WHAT IS EXPECTED :: Search the records for "Frame" and copy each line that holds it.

PROVIDED MATERIAL ::
☆ ☆ ☆

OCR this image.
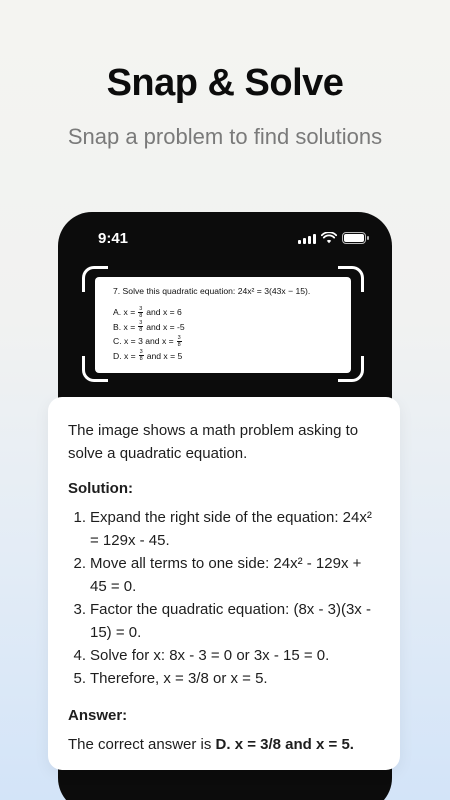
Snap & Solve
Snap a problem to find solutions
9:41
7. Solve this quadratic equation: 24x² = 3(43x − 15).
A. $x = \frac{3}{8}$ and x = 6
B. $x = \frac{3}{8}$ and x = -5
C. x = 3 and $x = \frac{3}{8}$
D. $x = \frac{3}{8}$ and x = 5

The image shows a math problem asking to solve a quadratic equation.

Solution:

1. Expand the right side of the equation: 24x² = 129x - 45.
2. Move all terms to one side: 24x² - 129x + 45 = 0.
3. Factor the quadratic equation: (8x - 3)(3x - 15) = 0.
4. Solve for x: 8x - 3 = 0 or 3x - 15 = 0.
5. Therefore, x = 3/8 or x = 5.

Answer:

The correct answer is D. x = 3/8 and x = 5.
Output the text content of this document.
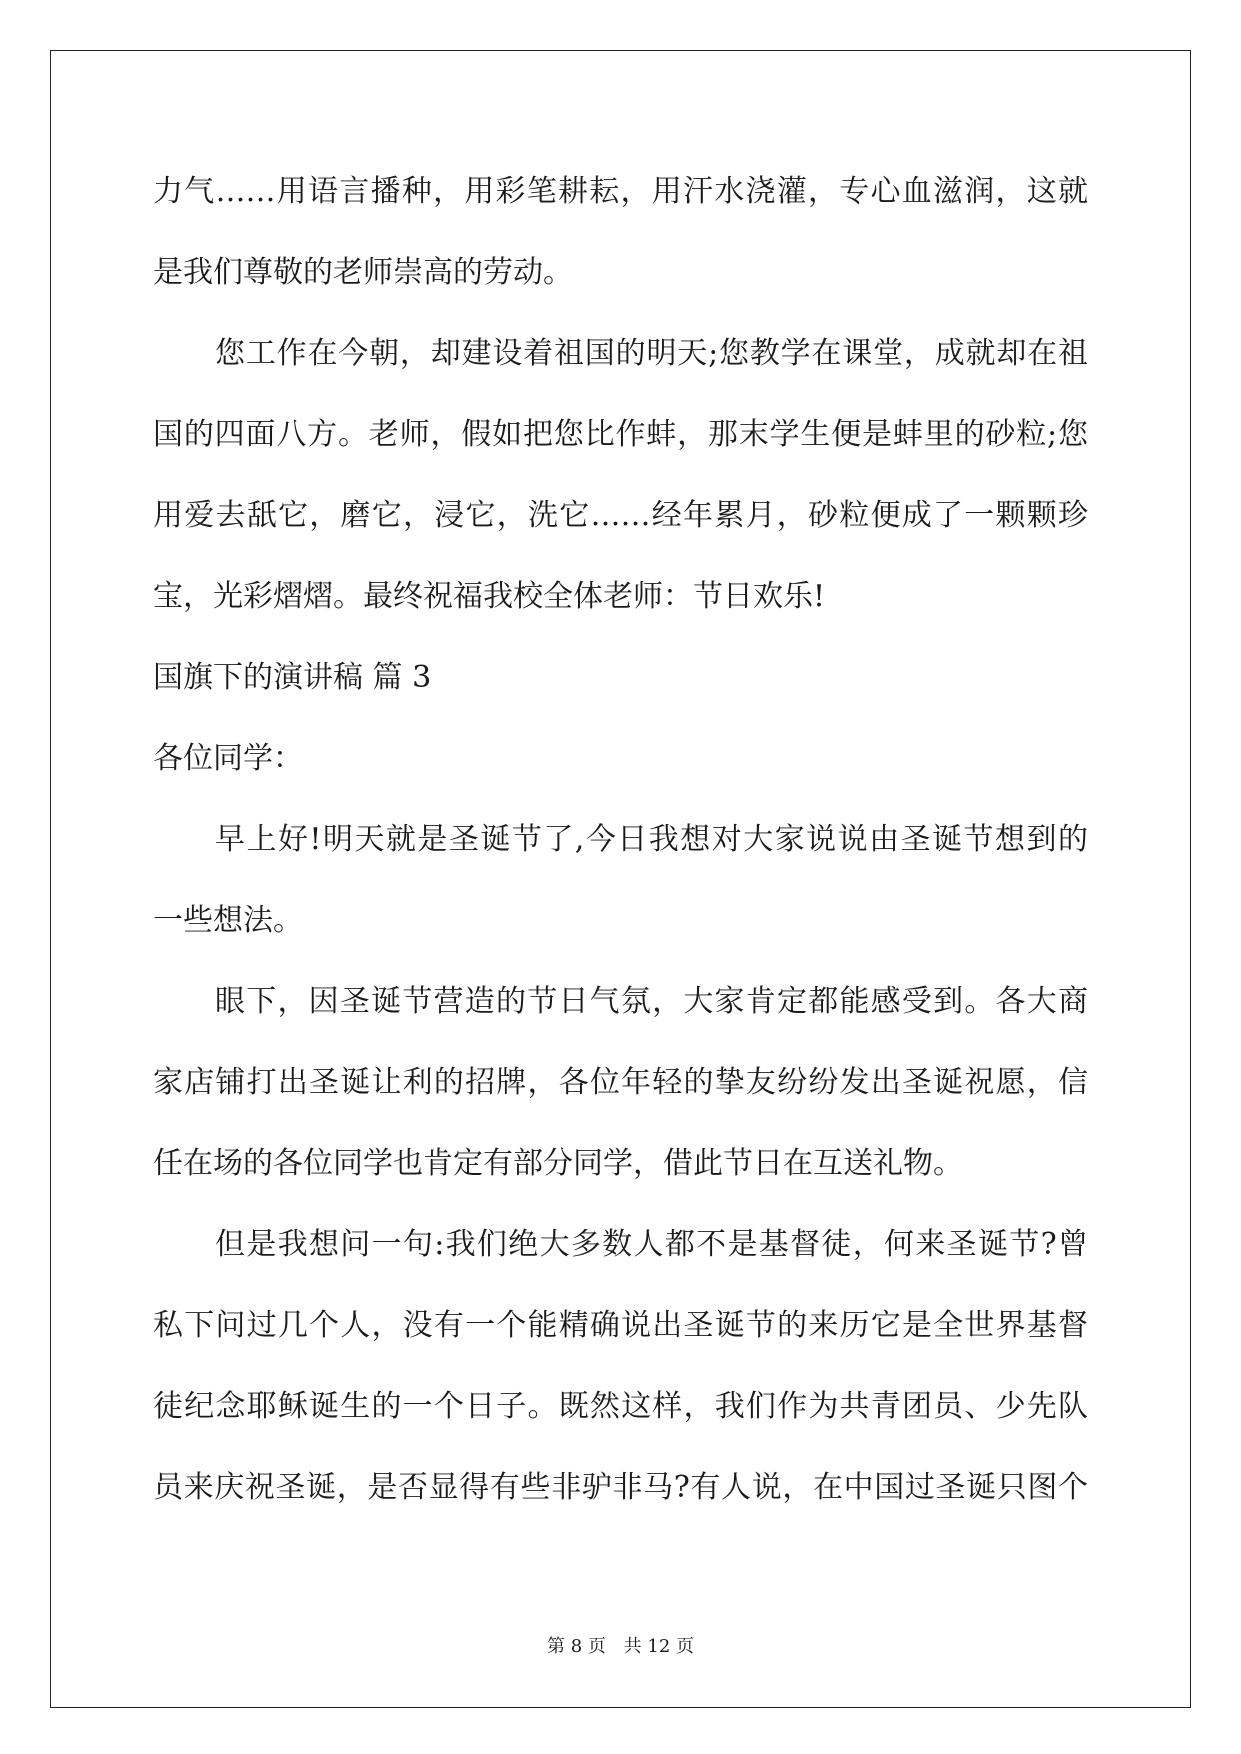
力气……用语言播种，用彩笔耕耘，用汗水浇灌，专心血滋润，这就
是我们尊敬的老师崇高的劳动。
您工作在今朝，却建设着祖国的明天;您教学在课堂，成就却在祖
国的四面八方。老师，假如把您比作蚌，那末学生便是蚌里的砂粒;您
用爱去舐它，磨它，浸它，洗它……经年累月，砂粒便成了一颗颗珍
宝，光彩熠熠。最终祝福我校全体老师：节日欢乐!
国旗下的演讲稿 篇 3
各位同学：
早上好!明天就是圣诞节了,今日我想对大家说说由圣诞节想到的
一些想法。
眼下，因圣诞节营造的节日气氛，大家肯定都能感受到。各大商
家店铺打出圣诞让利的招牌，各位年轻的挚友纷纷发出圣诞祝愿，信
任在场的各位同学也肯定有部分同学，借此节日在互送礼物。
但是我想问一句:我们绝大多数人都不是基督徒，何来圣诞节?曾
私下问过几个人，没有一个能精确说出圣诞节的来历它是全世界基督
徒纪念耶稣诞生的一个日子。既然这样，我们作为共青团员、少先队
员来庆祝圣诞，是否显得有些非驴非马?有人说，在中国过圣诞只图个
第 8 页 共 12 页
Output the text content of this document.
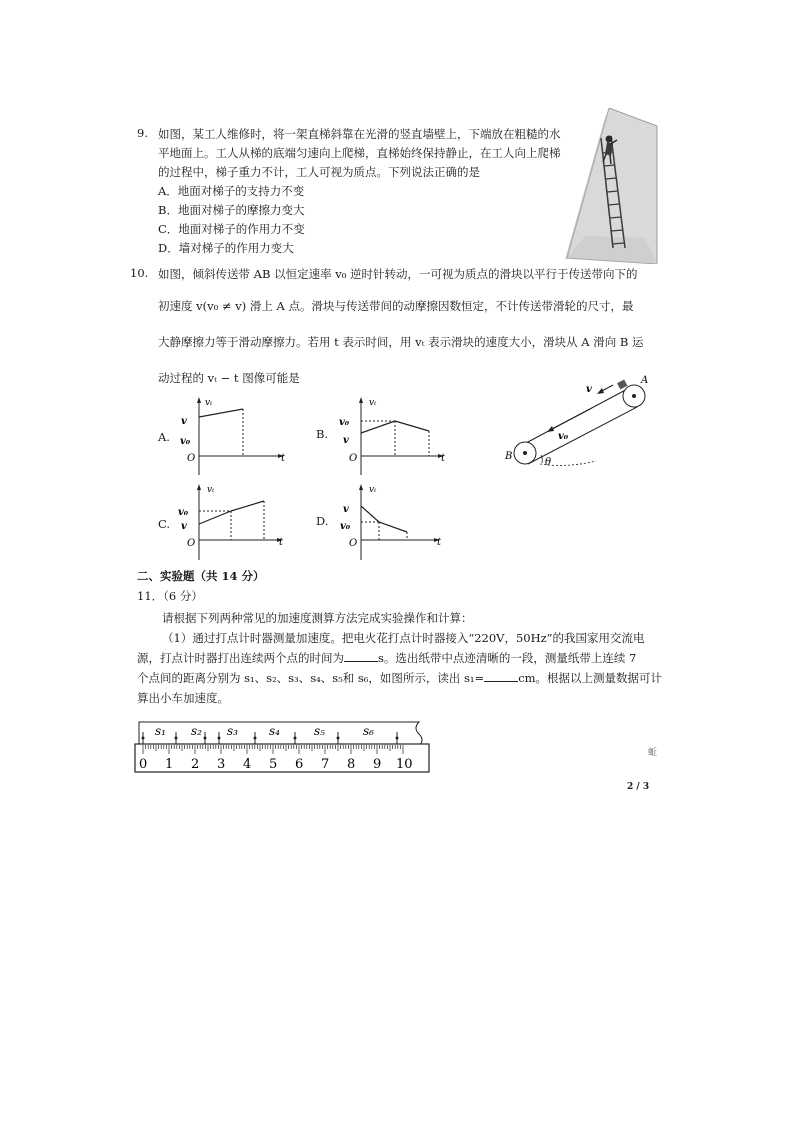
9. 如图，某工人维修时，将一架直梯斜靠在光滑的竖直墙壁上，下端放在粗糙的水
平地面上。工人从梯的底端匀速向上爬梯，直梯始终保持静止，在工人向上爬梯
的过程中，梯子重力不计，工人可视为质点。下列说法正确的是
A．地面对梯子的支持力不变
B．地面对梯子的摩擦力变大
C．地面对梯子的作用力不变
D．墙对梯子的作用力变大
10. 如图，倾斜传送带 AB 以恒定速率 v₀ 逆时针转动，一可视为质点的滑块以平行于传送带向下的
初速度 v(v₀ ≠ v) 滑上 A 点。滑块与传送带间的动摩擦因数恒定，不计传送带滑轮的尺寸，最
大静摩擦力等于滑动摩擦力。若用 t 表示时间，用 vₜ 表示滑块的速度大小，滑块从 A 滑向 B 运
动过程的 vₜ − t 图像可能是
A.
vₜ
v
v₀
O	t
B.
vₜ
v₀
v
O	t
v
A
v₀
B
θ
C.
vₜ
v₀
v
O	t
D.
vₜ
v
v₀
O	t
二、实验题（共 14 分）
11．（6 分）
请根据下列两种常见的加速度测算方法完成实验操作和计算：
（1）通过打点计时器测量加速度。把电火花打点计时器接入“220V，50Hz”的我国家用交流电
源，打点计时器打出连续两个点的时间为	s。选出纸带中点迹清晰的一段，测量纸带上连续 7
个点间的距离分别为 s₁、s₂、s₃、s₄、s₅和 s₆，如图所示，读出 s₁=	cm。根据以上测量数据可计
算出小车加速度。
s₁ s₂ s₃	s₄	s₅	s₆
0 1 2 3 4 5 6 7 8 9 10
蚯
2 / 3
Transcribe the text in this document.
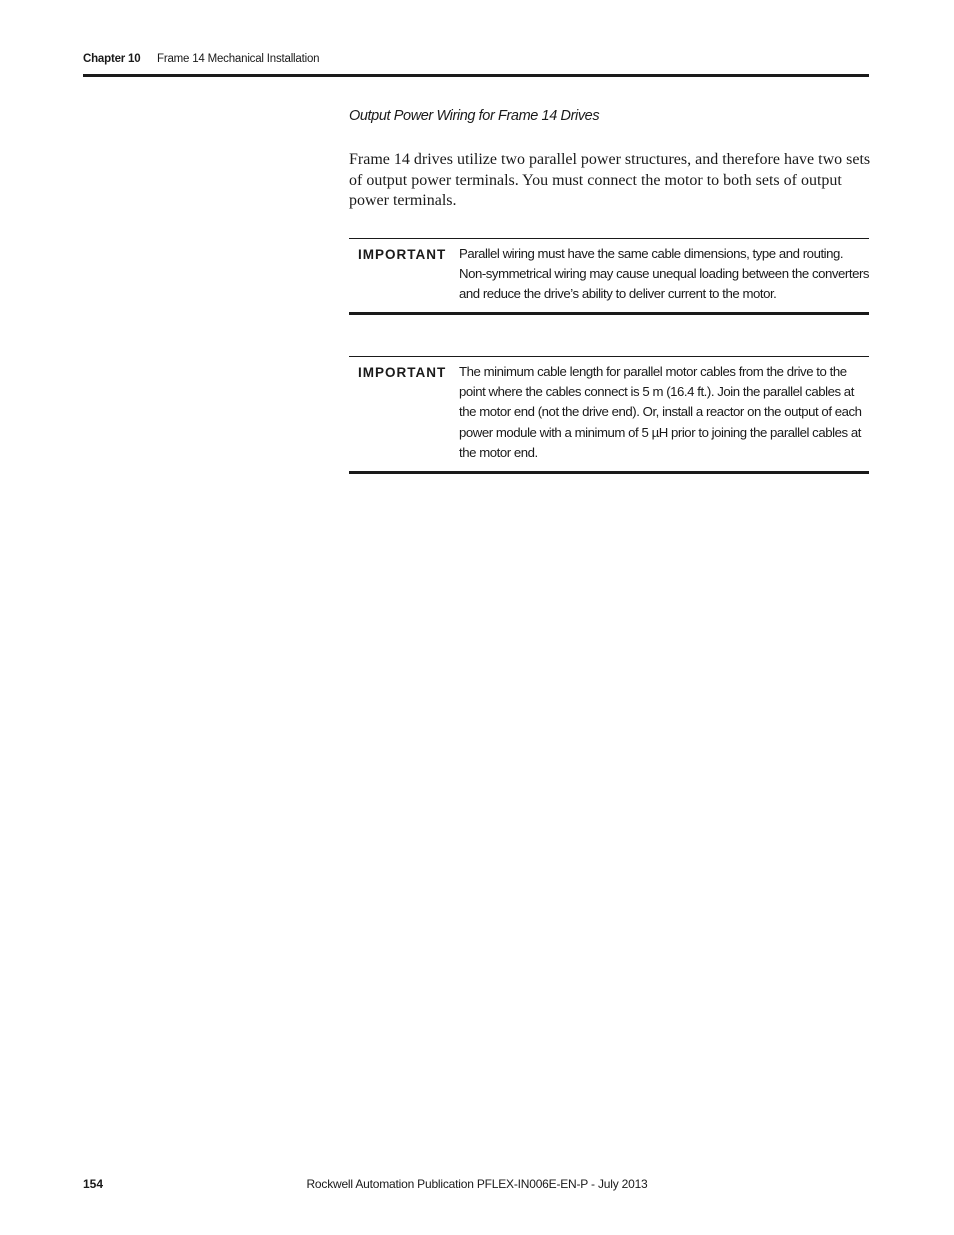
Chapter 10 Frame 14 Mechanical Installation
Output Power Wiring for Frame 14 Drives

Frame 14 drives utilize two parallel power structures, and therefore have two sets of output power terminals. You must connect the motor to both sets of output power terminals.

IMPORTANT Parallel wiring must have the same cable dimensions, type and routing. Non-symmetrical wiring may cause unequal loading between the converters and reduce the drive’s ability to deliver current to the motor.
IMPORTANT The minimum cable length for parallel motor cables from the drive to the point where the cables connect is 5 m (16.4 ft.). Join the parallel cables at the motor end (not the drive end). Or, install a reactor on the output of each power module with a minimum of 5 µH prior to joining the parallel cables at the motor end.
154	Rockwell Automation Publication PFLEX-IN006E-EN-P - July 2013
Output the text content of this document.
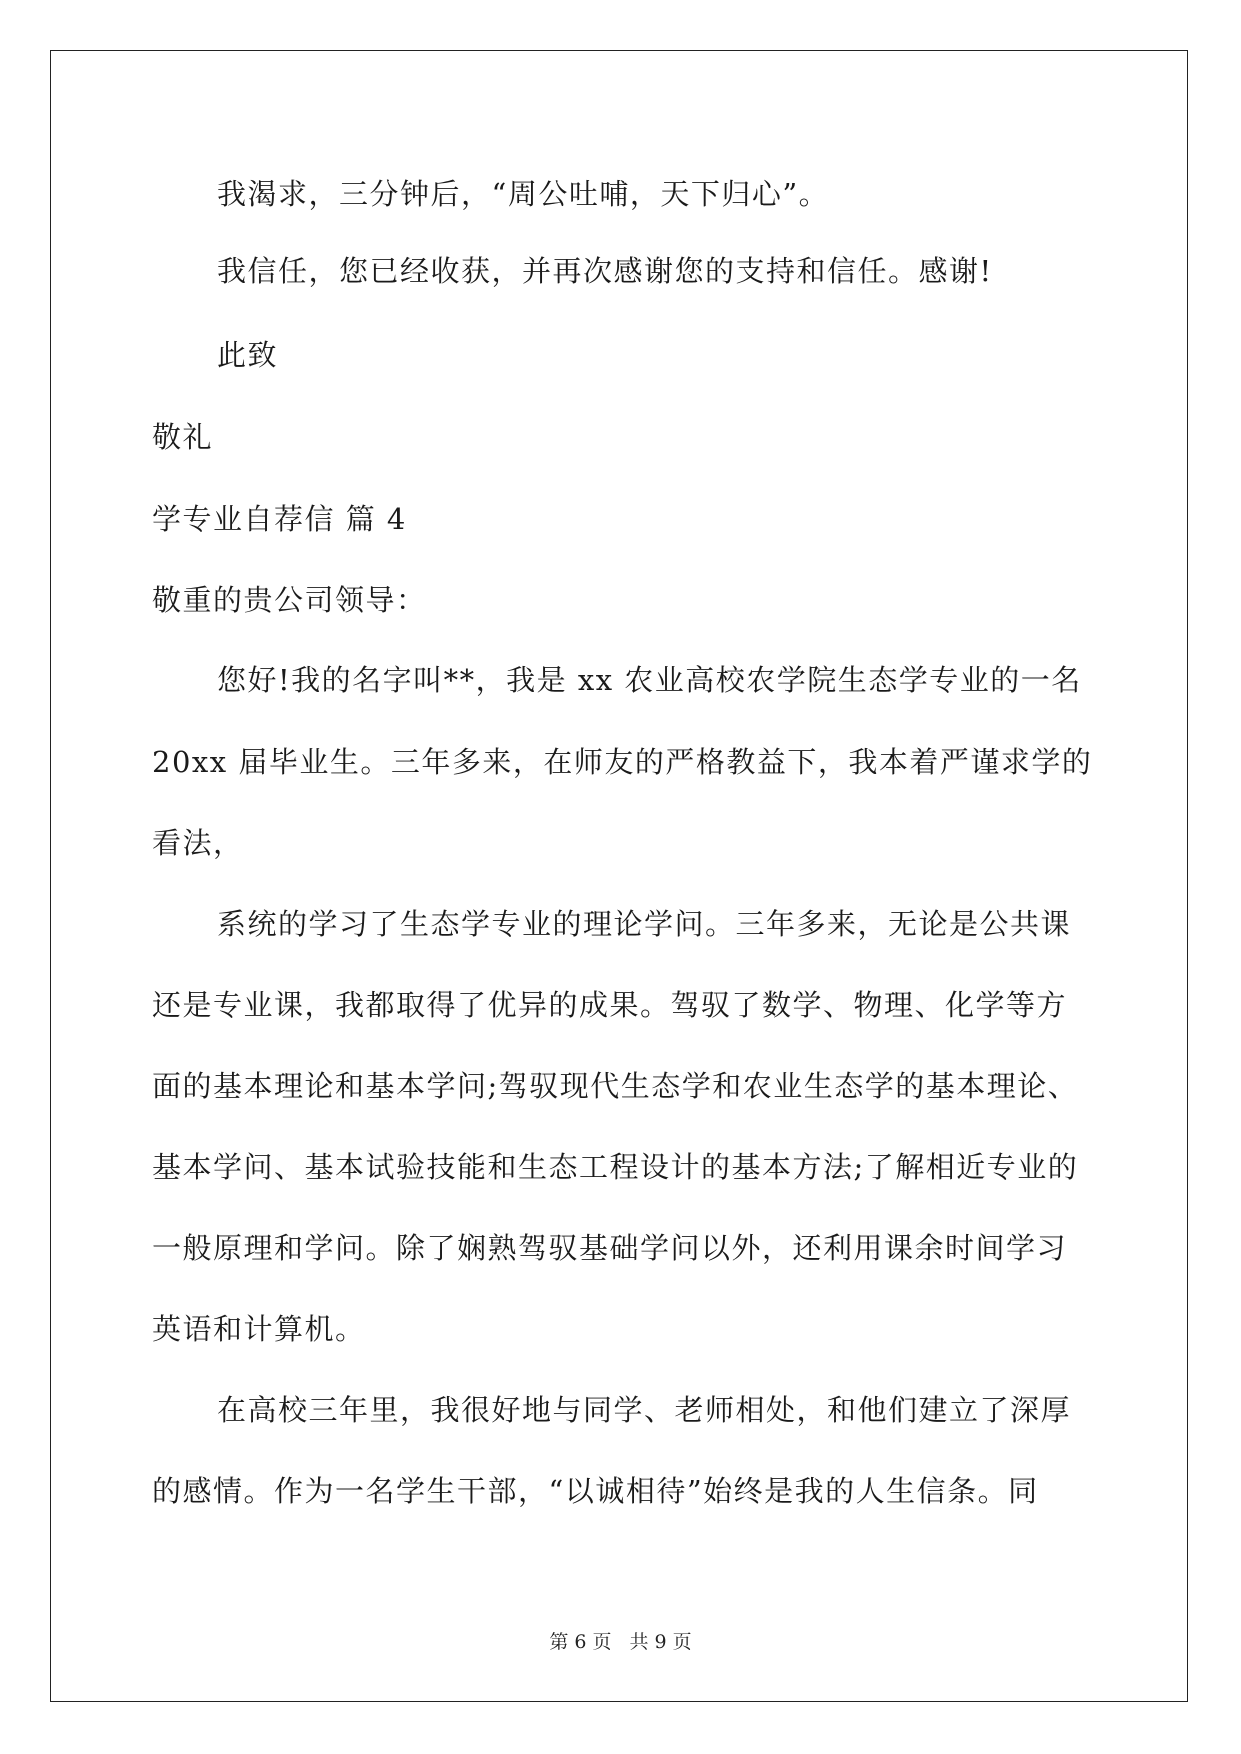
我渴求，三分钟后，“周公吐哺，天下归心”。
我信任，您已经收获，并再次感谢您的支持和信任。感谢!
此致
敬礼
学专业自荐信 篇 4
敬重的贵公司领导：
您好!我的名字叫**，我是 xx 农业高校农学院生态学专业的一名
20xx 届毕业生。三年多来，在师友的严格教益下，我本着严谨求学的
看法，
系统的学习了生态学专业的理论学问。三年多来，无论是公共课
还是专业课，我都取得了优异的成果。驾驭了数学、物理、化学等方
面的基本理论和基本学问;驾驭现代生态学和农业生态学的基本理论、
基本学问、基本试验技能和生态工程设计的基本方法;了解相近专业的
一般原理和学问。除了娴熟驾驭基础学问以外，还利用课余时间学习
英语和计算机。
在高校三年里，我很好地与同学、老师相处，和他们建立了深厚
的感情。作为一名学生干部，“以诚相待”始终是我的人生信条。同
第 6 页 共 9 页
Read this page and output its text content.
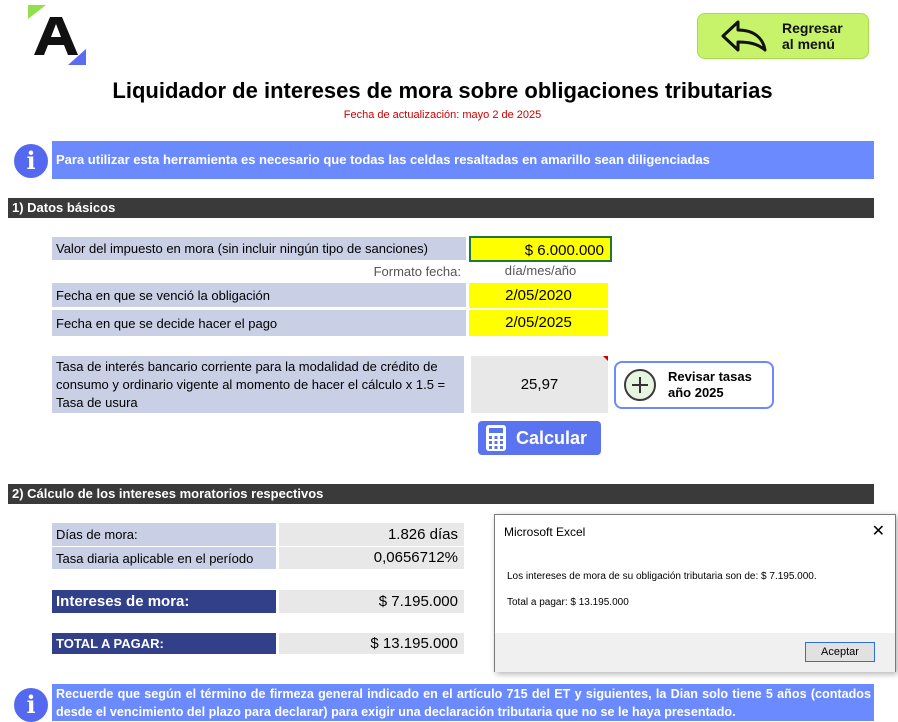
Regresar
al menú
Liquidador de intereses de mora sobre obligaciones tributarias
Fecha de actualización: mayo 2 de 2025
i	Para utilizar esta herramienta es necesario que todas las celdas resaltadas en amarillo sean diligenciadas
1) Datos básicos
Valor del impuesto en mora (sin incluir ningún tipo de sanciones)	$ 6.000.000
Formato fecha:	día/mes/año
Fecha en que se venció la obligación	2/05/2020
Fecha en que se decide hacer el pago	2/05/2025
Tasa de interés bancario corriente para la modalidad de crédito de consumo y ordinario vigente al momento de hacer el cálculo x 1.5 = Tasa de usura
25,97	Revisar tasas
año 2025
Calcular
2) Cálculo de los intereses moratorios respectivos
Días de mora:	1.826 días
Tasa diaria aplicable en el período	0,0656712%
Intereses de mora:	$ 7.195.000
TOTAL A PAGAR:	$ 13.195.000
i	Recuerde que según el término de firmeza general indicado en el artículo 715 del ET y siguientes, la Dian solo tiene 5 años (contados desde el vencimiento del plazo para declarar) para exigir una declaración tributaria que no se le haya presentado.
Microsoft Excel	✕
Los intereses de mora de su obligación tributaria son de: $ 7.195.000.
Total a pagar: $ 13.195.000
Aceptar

☆ ☆ ☆

THE REPLY ::
Chapter 10 Frame 14 Mechanical Installation
Output Power Wiring for Frame 14 Drives
Frame 14 drives utilize two parallel power structures, and therefore have two sets of output power terminals. You must connect the motor to both sets of output power terminals.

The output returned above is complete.